[Data extracted from a collection]
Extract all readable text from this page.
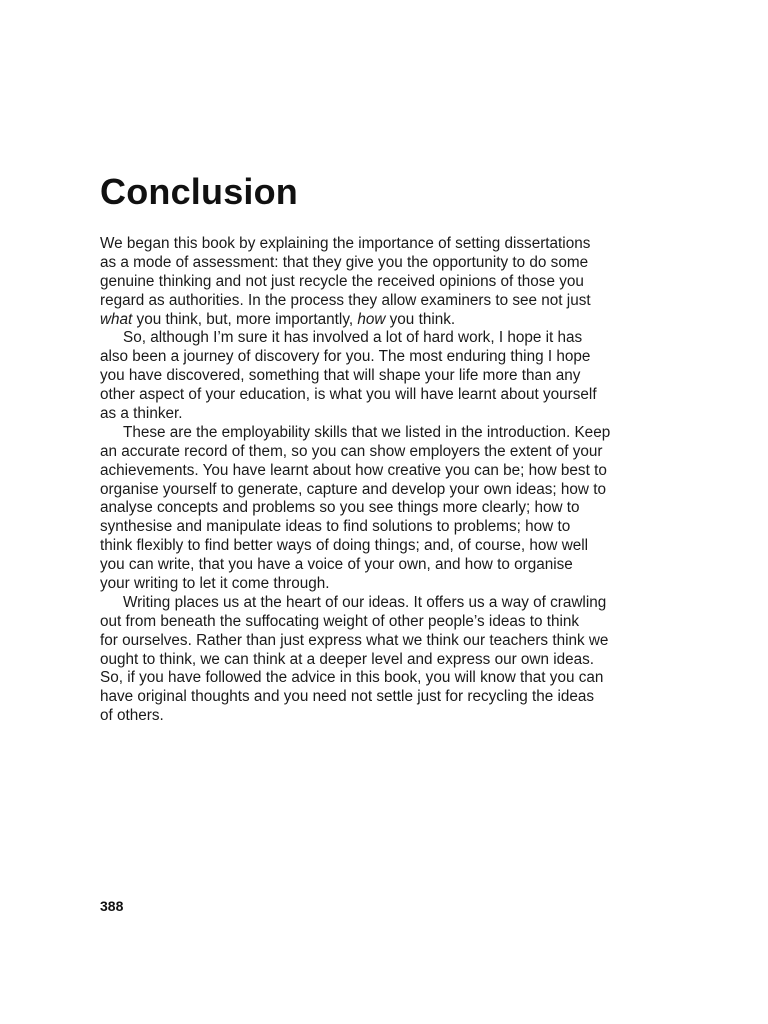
Conclusion
We began this book by explaining the importance of setting dissertations
as a mode of assessment: that they give you the opportunity to do some
genuine thinking and not just recycle the received opinions of those you
regard as authorities. In the process they allow examiners to see not just
what you think, but, more importantly, how you think.
So, although I’m sure it has involved a lot of hard work, I hope it has
also been a journey of discovery for you. The most enduring thing I hope
you have discovered, something that will shape your life more than any
other aspect of your education, is what you will have learnt about yourself
as a thinker.
These are the employability skills that we listed in the introduction. Keep
an accurate record of them, so you can show employers the extent of your
achievements. You have learnt about how creative you can be; how best to
organise yourself to generate, capture and develop your own ideas; how to
analyse concepts and problems so you see things more clearly; how to
synthesise and manipulate ideas to find solutions to problems; how to
think flexibly to find better ways of doing things; and, of course, how well
you can write, that you have a voice of your own, and how to organise
your writing to let it come through.
Writing places us at the heart of our ideas. It offers us a way of crawling
out from beneath the suffocating weight of other people’s ideas to think
for ourselves. Rather than just express what we think our teachers think we
ought to think, we can think at a deeper level and express our own ideas.
So, if you have followed the advice in this book, you will know that you can
have original thoughts and you need not settle just for recycling the ideas
of others.
388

▸ Stated task
Print the complete listing exactly, apart from any pictures.

▸ Reply to the task
Extract all readable text from this page.
Conclusion
We began this book by explaining the importance of setting dissertations
as a mode of assessment: that they give you the opportunity to do some
genuine thinking and not just recycle the received opinions of those you
regard as authorities. In the process they allow examiners to see not just
what you think, but, more importantly, how you think.
So, although I’m sure it has involved a lot of hard work, I hope it has
also been a journey of discovery for you. The most enduring thing I hope
you have discovered, something that will shape your life more than any
other aspect of your education, is what you will have learnt about yourself
as a thinker.
These are the employability skills that we listed in the introduction. Keep
an accurate record of them, so you can show employers the extent of your
achievements. You have learnt about how creative you can be; how best to
organise yourself to generate, capture and develop your own ideas; how to
analyse concepts and problems so you see things more clearly; how to
synthesise and manipulate ideas to find solutions to problems; how to
think flexibly to find better ways of doing things; and, of course, how well
you can write, that you have a voice of your own, and how to organise
your writing to let it come through.
Writing places us at the heart of our ideas. It offers us a way of crawling
out from beneath the suffocating weight of other people’s ideas to think
for ourselves. Rather than just express what we think our teachers think we
ought to think, we can think at a deeper level and express our own ideas.
So, if you have followed the advice in this book, you will know that you can
have original thoughts and you need not settle just for recycling the ideas
of others.
388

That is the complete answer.